Select every line containing the word "name" from the material, and copy those lines.

● RECORDS PROVIDED:
· · · ·

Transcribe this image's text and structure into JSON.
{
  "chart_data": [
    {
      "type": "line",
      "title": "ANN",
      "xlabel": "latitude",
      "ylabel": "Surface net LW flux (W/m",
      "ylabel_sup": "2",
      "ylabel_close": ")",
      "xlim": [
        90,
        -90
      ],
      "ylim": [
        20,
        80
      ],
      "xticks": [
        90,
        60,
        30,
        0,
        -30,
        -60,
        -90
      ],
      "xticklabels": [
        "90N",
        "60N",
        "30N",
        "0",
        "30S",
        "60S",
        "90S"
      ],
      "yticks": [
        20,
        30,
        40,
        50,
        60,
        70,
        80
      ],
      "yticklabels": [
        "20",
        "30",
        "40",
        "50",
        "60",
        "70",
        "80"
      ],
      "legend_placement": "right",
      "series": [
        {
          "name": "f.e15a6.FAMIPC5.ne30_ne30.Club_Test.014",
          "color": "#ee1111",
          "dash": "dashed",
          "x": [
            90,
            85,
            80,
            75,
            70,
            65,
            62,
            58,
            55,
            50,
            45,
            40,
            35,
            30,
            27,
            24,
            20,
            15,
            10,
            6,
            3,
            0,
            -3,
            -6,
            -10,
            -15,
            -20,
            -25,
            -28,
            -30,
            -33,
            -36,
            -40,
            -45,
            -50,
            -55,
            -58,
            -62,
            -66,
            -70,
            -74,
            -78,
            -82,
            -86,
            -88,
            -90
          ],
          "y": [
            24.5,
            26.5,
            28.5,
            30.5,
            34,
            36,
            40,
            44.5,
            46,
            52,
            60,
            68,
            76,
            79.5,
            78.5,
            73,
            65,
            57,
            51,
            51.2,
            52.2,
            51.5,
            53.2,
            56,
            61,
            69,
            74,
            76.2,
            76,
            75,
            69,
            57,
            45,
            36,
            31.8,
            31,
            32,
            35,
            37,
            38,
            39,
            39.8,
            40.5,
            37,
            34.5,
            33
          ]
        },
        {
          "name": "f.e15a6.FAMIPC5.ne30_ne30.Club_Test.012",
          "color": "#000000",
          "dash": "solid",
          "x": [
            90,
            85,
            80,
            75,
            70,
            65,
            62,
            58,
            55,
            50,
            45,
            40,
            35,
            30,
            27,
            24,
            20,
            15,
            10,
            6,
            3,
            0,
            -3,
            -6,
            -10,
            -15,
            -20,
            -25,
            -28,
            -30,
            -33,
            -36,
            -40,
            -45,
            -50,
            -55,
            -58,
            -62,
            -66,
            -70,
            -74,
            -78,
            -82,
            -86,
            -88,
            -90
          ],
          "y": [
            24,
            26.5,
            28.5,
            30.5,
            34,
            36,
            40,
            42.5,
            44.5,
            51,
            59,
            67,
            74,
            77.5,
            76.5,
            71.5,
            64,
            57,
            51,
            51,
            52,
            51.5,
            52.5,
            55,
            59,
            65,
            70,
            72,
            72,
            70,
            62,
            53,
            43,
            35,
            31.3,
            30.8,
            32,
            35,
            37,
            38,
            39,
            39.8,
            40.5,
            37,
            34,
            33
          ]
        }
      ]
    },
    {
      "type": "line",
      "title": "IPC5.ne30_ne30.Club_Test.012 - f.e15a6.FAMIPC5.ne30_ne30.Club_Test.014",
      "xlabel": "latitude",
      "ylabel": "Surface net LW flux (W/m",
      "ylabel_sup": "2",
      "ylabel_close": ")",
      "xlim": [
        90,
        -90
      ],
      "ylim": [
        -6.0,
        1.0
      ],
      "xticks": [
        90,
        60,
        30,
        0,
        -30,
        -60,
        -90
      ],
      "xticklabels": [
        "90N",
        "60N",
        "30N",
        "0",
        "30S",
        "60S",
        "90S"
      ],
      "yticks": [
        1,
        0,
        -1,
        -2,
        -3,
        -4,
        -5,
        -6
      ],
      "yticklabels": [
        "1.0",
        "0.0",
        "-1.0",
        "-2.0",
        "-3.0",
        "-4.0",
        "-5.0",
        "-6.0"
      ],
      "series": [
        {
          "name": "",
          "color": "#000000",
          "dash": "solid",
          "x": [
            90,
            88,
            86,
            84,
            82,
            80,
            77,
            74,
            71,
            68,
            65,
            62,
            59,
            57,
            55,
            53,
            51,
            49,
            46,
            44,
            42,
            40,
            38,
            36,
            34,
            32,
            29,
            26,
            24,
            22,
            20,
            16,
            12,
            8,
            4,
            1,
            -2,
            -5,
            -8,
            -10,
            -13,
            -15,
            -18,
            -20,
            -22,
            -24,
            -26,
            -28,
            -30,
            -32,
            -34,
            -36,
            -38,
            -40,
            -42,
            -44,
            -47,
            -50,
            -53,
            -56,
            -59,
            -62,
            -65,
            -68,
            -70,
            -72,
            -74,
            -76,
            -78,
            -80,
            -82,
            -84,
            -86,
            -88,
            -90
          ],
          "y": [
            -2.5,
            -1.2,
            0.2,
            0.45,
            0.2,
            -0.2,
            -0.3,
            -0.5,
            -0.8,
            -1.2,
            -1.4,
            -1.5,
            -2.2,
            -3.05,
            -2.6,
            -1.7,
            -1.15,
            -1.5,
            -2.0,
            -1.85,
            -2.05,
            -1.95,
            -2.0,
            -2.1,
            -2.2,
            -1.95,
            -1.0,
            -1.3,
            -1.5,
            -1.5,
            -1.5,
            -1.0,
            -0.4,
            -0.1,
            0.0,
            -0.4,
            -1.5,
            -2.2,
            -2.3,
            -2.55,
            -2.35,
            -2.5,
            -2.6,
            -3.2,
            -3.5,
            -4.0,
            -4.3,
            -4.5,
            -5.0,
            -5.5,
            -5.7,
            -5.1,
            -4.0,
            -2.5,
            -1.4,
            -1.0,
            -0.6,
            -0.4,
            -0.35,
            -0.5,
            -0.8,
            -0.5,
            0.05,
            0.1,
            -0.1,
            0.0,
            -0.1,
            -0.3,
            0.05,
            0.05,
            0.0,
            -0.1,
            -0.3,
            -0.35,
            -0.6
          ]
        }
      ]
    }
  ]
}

· · · ·

● CORRECT RESULT:
          "name": "f.e15a6.FAMIPC5.ne30_ne30.Club_Test.014",
          "name": "f.e15a6.FAMIPC5.ne30_ne30.Club_Test.012",
          "name": "",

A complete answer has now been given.